◆ THE PROBLEM
Where a line contains the string "JSON", copy that line.

——————————

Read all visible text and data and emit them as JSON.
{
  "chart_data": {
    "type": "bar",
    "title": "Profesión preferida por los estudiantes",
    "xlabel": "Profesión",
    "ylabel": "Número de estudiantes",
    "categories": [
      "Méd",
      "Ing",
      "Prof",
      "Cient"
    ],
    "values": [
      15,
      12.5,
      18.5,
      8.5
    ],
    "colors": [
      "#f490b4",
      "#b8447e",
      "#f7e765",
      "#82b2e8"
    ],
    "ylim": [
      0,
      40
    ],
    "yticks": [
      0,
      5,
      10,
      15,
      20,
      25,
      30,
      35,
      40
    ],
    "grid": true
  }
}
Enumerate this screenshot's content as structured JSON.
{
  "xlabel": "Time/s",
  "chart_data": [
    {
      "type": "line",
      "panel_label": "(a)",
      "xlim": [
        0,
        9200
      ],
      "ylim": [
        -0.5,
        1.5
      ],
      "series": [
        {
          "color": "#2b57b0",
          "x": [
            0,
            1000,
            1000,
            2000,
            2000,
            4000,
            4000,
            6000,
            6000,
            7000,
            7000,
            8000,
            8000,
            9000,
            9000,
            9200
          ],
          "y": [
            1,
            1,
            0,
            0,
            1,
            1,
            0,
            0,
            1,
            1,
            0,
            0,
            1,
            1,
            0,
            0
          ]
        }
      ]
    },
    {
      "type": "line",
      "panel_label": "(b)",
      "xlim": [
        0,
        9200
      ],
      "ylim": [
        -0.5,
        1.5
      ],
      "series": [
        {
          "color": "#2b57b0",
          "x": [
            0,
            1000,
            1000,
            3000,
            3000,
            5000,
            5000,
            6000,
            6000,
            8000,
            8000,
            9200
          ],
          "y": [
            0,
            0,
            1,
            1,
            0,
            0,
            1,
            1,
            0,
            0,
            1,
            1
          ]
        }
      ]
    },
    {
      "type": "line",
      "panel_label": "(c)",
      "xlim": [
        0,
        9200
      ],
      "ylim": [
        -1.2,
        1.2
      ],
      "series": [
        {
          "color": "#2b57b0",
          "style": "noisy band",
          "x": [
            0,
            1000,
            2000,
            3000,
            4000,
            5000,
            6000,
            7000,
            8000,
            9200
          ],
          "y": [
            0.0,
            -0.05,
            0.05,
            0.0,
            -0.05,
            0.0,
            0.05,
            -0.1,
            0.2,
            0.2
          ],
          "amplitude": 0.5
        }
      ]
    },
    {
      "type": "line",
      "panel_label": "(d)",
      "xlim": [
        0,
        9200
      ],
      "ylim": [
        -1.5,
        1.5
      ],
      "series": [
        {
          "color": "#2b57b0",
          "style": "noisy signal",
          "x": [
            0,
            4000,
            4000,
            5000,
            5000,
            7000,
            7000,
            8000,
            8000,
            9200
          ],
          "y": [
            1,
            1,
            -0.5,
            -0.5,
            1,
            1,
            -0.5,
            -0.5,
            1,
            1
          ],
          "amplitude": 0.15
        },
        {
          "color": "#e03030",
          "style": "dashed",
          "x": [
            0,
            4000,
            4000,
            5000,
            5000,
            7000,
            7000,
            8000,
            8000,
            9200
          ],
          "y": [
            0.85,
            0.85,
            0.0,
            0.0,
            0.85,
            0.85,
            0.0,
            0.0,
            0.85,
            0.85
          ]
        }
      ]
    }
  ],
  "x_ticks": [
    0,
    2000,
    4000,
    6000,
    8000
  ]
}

——————————

◆ SOLUTION
Read all visible text and data and emit them as JSON.
Enumerate this screenshot's content as structured JSON.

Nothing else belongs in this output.